Items from a dataset =>
◆ ◆ ◆
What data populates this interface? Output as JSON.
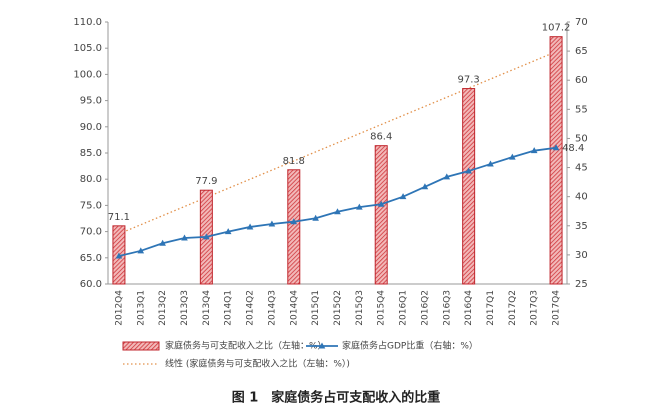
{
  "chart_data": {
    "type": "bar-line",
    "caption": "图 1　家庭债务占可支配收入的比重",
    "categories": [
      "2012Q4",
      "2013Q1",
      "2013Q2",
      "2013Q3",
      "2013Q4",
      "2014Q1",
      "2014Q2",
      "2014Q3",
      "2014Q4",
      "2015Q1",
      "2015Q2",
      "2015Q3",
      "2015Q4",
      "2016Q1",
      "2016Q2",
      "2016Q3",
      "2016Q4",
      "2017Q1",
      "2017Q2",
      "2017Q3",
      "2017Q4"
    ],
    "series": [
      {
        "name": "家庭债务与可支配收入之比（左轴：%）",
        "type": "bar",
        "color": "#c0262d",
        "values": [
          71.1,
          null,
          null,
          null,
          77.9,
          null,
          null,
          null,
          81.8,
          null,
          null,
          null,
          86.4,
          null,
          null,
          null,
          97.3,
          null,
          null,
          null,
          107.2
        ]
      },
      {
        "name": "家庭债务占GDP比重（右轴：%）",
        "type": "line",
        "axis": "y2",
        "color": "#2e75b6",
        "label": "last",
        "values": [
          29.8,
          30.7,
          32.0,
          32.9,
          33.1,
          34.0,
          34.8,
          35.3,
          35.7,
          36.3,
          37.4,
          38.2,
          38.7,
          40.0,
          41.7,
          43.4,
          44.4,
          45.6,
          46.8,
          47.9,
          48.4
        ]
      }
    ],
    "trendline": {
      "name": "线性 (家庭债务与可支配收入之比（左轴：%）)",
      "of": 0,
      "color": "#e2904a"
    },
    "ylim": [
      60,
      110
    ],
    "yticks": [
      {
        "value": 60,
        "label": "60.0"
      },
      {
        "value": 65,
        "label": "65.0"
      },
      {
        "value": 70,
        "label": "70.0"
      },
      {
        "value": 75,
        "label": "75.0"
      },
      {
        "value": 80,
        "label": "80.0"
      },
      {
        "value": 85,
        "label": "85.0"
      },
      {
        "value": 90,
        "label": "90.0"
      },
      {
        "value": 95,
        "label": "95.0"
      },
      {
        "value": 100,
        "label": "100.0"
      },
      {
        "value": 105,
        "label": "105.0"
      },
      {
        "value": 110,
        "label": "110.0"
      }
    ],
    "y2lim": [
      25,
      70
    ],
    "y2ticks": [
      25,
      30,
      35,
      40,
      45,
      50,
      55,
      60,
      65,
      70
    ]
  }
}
◆ ◆ ◆
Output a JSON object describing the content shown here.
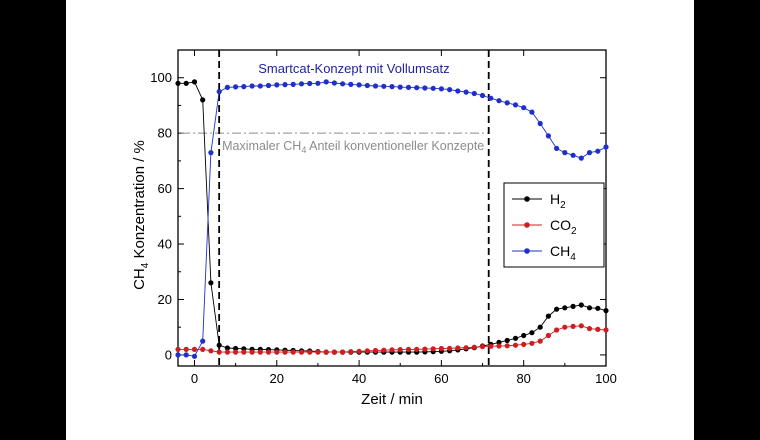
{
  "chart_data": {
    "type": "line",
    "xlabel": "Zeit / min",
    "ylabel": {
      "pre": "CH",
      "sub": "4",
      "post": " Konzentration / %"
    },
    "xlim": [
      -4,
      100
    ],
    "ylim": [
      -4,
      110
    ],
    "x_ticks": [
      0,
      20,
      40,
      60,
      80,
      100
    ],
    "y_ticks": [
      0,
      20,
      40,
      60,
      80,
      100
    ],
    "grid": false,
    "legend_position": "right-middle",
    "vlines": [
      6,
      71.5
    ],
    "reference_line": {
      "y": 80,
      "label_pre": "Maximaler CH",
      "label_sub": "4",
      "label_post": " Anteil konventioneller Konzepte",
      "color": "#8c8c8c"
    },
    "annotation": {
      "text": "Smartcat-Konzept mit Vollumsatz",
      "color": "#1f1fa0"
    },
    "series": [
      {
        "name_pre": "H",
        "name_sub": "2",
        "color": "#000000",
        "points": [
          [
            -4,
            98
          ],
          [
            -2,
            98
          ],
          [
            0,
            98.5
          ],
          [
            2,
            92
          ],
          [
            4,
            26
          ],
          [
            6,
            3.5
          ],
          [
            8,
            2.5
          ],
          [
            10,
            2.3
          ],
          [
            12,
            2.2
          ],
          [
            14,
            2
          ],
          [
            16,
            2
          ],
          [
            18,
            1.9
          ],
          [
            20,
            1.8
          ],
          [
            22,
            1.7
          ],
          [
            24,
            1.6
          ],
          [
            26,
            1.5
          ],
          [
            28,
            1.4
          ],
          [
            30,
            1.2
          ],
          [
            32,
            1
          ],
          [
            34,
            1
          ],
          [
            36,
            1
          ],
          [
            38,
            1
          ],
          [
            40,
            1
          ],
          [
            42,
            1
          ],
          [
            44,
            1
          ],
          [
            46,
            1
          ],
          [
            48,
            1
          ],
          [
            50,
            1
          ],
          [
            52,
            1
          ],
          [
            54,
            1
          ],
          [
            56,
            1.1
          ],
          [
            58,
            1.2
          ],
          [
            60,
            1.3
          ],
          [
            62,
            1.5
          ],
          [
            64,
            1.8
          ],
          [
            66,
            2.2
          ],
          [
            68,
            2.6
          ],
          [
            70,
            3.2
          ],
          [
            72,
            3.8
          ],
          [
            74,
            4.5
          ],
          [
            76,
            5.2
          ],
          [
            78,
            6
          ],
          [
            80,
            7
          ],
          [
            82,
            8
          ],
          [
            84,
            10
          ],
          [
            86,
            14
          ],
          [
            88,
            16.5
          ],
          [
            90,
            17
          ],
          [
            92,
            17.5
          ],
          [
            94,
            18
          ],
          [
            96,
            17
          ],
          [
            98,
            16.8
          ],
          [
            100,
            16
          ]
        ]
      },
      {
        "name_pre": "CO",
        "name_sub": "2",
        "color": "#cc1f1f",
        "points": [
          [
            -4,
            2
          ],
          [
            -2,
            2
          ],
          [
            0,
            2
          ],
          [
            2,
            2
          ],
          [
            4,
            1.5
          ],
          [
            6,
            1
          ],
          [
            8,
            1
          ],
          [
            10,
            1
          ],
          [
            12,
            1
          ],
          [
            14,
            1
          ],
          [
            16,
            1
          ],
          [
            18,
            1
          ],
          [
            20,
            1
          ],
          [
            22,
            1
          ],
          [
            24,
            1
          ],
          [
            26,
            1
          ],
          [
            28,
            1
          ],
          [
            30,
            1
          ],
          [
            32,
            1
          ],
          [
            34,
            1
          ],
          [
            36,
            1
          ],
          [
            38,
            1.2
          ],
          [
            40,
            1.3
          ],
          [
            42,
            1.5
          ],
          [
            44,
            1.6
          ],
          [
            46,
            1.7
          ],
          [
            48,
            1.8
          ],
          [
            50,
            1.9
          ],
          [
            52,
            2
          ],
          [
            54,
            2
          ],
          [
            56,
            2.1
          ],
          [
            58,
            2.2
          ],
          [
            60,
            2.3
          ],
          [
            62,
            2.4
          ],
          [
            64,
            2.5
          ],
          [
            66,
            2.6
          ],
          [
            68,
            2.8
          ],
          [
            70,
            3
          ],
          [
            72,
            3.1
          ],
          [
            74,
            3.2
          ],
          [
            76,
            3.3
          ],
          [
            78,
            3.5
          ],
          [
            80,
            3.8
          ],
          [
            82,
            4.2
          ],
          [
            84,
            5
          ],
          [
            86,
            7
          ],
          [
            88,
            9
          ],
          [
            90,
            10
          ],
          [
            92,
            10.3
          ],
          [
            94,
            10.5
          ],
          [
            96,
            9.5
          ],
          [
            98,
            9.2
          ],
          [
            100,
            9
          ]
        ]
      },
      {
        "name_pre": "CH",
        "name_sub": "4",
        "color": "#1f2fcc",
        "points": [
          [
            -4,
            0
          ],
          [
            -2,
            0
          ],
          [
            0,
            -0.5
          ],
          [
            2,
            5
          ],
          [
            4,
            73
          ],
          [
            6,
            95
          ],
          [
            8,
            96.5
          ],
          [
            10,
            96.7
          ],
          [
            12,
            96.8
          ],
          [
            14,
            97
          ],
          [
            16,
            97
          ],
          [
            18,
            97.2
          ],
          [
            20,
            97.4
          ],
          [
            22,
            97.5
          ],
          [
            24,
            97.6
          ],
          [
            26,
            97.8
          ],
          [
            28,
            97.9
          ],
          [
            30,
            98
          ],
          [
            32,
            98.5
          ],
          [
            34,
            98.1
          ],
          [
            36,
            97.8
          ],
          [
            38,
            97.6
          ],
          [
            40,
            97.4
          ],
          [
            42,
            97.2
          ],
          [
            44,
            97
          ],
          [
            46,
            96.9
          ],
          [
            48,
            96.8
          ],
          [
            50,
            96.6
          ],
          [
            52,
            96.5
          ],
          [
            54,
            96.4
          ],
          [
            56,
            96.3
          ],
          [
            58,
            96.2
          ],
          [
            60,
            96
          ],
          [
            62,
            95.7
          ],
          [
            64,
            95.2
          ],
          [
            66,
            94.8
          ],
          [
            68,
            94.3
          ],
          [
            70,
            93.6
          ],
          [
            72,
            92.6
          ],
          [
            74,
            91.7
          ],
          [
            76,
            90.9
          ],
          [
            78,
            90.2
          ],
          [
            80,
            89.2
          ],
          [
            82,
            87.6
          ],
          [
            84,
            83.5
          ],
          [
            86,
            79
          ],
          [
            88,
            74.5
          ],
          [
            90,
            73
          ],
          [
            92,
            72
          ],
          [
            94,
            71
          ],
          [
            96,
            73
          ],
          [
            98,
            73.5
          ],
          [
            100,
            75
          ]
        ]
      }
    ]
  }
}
◆ ◆ ◆
TASK TO CARRY OUT => Pick out each line above that includes "家庭债务与可支配收入之比" and show it.

EXERCISE OUTPUT =>
        "name": "家庭债务与可支配收入之比（左轴：%）",
      "name": "线性 (家庭债务与可支配收入之比（左轴：%）)",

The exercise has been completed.